> Exercise task: Restate the full set of records exactly, without adding or dropping a word.

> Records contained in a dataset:
□ □ □
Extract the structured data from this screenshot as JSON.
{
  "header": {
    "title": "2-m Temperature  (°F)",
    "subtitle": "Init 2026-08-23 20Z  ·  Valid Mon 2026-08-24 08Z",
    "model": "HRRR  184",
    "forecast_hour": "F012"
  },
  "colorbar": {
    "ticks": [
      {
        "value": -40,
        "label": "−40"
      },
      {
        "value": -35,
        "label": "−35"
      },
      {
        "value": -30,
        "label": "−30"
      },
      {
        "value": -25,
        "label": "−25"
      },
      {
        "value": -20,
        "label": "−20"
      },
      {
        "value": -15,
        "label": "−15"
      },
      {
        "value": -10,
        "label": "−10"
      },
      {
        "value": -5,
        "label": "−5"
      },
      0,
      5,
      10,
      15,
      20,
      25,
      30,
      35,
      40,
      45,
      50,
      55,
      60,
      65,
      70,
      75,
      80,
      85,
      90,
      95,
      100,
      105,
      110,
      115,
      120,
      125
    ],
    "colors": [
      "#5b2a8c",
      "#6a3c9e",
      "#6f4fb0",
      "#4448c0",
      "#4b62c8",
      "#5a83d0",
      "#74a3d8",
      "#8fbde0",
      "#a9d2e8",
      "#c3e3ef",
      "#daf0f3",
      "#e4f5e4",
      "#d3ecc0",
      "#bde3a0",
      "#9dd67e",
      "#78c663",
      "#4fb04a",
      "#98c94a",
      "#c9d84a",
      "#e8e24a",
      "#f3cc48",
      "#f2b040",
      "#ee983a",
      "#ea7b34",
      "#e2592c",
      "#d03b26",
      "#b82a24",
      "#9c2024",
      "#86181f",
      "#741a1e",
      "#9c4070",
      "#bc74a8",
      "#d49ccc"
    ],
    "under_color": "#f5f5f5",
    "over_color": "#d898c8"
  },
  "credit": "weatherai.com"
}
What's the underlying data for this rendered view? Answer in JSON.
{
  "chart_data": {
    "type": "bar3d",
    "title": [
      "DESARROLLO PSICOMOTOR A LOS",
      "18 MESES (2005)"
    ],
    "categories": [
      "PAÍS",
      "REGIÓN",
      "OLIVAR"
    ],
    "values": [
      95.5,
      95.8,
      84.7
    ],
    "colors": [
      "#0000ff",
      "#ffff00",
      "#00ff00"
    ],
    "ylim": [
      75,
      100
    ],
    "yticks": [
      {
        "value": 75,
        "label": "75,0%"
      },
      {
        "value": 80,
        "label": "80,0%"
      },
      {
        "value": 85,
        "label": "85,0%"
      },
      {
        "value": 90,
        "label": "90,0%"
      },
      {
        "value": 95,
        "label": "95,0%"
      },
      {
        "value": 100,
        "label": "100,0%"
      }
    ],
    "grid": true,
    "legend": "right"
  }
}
□ □ □
> The reply:
Extract the structured data from this screenshot as JSON.
{
  "header": {
    "title": "2-m Temperature  (°F)",
    "subtitle": "Init 2026-08-23 20Z  ·  Valid Mon 2026-08-24 08Z",
    "model": "HRRR  184",
    "forecast_hour": "F012"
  },
  "colorbar": {
    "ticks": [
      {
        "value": -40,
        "label": "−40"
      },
      {
        "value": -35,
        "label": "−35"
      },
      {
        "value": -30,
        "label": "−30"
      },
      {
        "value": -25,
        "label": "−25"
      },
      {
        "value": -20,
        "label": "−20"
      },
      {
        "value": -15,
        "label": "−15"
      },
      {
        "value": -10,
        "label": "−10"
      },
      {
        "value": -5,
        "label": "−5"
      },
      0,
      5,
      10,
      15,
      20,
      25,
      30,
      35,
      40,
      45,
      50,
      55,
      60,
      65,
      70,
      75,
      80,
      85,
      90,
      95,
      100,
      105,
      110,
      115,
      120,
      125
    ],
    "colors": [
      "#5b2a8c",
      "#6a3c9e",
      "#6f4fb0",
      "#4448c0",
      "#4b62c8",
      "#5a83d0",
      "#74a3d8",
      "#8fbde0",
      "#a9d2e8",
      "#c3e3ef",
      "#daf0f3",
      "#e4f5e4",
      "#d3ecc0",
      "#bde3a0",
      "#9dd67e",
      "#78c663",
      "#4fb04a",
      "#98c94a",
      "#c9d84a",
      "#e8e24a",
      "#f3cc48",
      "#f2b040",
      "#ee983a",
      "#ea7b34",
      "#e2592c",
      "#d03b26",
      "#b82a24",
      "#9c2024",
      "#86181f",
      "#741a1e",
      "#9c4070",
      "#bc74a8",
      "#d49ccc"
    ],
    "under_color": "#f5f5f5",
    "over_color": "#d898c8"
  },
  "credit": "weatherai.com"
}
What's the underlying data for this rendered view? Answer in JSON.
{
  "chart_data": {
    "type": "bar3d",
    "title": [
      "DESARROLLO PSICOMOTOR A LOS",
      "18 MESES (2005)"
    ],
    "categories": [
      "PAÍS",
      "REGIÓN",
      "OLIVAR"
    ],
    "values": [
      95.5,
      95.8,
      84.7
    ],
    "colors": [
      "#0000ff",
      "#ffff00",
      "#00ff00"
    ],
    "ylim": [
      75,
      100
    ],
    "yticks": [
      {
        "value": 75,
        "label": "75,0%"
      },
      {
        "value": 80,
        "label": "80,0%"
      },
      {
        "value": 85,
        "label": "85,0%"
      },
      {
        "value": 90,
        "label": "90,0%"
      },
      {
        "value": 95,
        "label": "95,0%"
      },
      {
        "value": 100,
        "label": "100,0%"
      }
    ],
    "grid": true,
    "legend": "right"
  }
}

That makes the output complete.